Available records =>
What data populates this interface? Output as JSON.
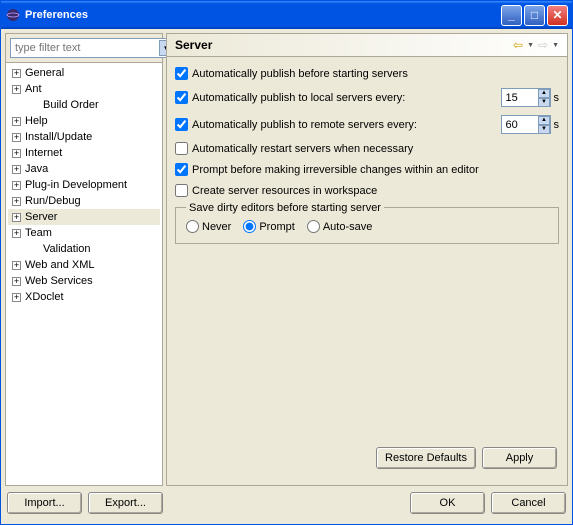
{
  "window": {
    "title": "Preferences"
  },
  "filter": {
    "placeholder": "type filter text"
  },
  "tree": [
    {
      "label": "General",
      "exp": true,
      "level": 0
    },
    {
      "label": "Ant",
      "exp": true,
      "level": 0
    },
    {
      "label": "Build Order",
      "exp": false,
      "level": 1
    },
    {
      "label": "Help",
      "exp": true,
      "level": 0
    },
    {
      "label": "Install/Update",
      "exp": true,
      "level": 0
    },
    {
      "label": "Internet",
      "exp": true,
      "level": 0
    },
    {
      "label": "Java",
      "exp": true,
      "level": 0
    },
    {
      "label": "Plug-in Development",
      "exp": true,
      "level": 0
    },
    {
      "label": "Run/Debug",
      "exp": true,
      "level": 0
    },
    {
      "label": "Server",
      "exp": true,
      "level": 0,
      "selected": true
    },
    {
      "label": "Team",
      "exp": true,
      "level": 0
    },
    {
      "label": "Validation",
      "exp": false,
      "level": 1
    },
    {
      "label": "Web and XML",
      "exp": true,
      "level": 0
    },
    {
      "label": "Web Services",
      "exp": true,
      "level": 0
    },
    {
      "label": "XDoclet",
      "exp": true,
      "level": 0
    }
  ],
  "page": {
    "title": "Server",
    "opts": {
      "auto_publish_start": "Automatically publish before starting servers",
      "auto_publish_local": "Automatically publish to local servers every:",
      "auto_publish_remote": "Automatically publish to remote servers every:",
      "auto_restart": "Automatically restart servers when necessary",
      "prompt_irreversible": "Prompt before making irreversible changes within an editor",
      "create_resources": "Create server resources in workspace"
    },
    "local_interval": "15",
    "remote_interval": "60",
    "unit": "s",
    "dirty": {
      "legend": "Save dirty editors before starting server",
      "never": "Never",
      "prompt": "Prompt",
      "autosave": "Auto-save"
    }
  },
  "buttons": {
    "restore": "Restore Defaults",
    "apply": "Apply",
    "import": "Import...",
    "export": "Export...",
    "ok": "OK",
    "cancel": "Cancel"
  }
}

What is being asked => Copy each line from the data above that includes "before".

Task output =>
      "auto_publish_start": "Automatically publish before starting servers",
      "prompt_irreversible": "Prompt before making irreversible changes within an editor",
      "legend": "Save dirty editors before starting server",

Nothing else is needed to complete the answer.